++++ SUPPLIED MATERIAL ++++
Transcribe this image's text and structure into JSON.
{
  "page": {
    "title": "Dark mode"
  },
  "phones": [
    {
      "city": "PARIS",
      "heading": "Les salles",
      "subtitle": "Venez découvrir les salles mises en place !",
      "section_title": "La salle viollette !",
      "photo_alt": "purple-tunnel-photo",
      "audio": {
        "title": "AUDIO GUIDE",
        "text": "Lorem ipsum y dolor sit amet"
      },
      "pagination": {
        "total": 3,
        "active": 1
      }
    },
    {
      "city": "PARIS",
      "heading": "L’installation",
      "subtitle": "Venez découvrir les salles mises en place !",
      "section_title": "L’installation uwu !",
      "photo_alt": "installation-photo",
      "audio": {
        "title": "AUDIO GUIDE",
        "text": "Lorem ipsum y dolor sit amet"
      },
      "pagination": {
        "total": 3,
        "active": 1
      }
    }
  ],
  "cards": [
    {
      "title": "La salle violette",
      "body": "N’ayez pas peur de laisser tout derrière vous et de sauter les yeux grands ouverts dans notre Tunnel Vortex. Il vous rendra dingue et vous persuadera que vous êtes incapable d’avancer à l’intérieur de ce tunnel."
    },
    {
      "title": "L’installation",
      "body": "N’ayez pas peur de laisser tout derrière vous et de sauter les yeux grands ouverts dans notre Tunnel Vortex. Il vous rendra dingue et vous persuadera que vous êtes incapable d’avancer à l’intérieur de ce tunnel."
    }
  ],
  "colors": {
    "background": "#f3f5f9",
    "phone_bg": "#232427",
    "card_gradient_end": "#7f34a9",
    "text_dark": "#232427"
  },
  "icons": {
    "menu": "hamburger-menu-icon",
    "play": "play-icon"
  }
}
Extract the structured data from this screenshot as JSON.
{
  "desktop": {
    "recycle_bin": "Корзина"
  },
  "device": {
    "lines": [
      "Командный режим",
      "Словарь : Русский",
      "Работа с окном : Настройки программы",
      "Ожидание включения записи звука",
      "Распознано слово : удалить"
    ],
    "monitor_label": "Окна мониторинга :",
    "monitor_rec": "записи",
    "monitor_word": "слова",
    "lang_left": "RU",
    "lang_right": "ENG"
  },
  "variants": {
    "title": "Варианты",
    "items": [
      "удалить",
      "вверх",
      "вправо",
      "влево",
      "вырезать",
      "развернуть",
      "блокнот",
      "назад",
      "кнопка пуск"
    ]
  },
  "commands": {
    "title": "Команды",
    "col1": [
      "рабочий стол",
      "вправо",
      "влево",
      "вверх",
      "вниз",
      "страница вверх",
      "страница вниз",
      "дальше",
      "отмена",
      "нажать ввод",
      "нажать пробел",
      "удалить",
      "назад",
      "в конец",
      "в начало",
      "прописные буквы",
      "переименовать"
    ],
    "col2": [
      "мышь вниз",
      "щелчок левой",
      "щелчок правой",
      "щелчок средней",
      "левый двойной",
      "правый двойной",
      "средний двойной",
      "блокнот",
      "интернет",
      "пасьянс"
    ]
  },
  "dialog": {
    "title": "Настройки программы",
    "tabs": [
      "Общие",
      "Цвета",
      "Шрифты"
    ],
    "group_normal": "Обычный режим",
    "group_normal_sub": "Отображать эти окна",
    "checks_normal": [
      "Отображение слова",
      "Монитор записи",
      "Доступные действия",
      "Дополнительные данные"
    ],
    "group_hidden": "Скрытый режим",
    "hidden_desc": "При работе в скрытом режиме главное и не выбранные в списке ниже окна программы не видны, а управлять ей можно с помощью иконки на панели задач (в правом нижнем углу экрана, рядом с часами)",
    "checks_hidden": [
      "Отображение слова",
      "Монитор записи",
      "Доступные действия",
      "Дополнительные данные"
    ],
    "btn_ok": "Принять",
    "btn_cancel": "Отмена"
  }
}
++++
EXERCISE OBJECTIVE:
Please restate the data word for word, every record included.

CORRECT RESULT:
Transcribe this image's text and structure into JSON.
{
  "page": {
    "title": "Dark mode"
  },
  "phones": [
    {
      "city": "PARIS",
      "heading": "Les salles",
      "subtitle": "Venez découvrir les salles mises en place !",
      "section_title": "La salle viollette !",
      "photo_alt": "purple-tunnel-photo",
      "audio": {
        "title": "AUDIO GUIDE",
        "text": "Lorem ipsum y dolor sit amet"
      },
      "pagination": {
        "total": 3,
        "active": 1
      }
    },
    {
      "city": "PARIS",
      "heading": "L’installation",
      "subtitle": "Venez découvrir les salles mises en place !",
      "section_title": "L’installation uwu !",
      "photo_alt": "installation-photo",
      "audio": {
        "title": "AUDIO GUIDE",
        "text": "Lorem ipsum y dolor sit amet"
      },
      "pagination": {
        "total": 3,
        "active": 1
      }
    }
  ],
  "cards": [
    {
      "title": "La salle violette",
      "body": "N’ayez pas peur de laisser tout derrière vous et de sauter les yeux grands ouverts dans notre Tunnel Vortex. Il vous rendra dingue et vous persuadera que vous êtes incapable d’avancer à l’intérieur de ce tunnel."
    },
    {
      "title": "L’installation",
      "body": "N’ayez pas peur de laisser tout derrière vous et de sauter les yeux grands ouverts dans notre Tunnel Vortex. Il vous rendra dingue et vous persuadera que vous êtes incapable d’avancer à l’intérieur de ce tunnel."
    }
  ],
  "colors": {
    "background": "#f3f5f9",
    "phone_bg": "#232427",
    "card_gradient_end": "#7f34a9",
    "text_dark": "#232427"
  },
  "icons": {
    "menu": "hamburger-menu-icon",
    "play": "play-icon"
  }
}
Extract the structured data from this screenshot as JSON.
{
  "desktop": {
    "recycle_bin": "Корзина"
  },
  "device": {
    "lines": [
      "Командный режим",
      "Словарь : Русский",
      "Работа с окном : Настройки программы",
      "Ожидание включения записи звука",
      "Распознано слово : удалить"
    ],
    "monitor_label": "Окна мониторинга :",
    "monitor_rec": "записи",
    "monitor_word": "слова",
    "lang_left": "RU",
    "lang_right": "ENG"
  },
  "variants": {
    "title": "Варианты",
    "items": [
      "удалить",
      "вверх",
      "вправо",
      "влево",
      "вырезать",
      "развернуть",
      "блокнот",
      "назад",
      "кнопка пуск"
    ]
  },
  "commands": {
    "title": "Команды",
    "col1": [
      "рабочий стол",
      "вправо",
      "влево",
      "вверх",
      "вниз",
      "страница вверх",
      "страница вниз",
      "дальше",
      "отмена",
      "нажать ввод",
      "нажать пробел",
      "удалить",
      "назад",
      "в конец",
      "в начало",
      "прописные буквы",
      "переименовать"
    ],
    "col2": [
      "мышь вниз",
      "щелчок левой",
      "щелчок правой",
      "щелчок средней",
      "левый двойной",
      "правый двойной",
      "средний двойной",
      "блокнот",
      "интернет",
      "пасьянс"
    ]
  },
  "dialog": {
    "title": "Настройки программы",
    "tabs": [
      "Общие",
      "Цвета",
      "Шрифты"
    ],
    "group_normal": "Обычный режим",
    "group_normal_sub": "Отображать эти окна",
    "checks_normal": [
      "Отображение слова",
      "Монитор записи",
      "Доступные действия",
      "Дополнительные данные"
    ],
    "group_hidden": "Скрытый режим",
    "hidden_desc": "При работе в скрытом режиме главное и не выбранные в списке ниже окна программы не видны, а управлять ей можно с помощью иконки на панели задач (в правом нижнем углу экрана, рядом с часами)",
    "checks_hidden": [
      "Отображение слова",
      "Монитор записи",
      "Доступные действия",
      "Дополнительные данные"
    ],
    "btn_ok": "Принять",
    "btn_cancel": "Отмена"
  }
}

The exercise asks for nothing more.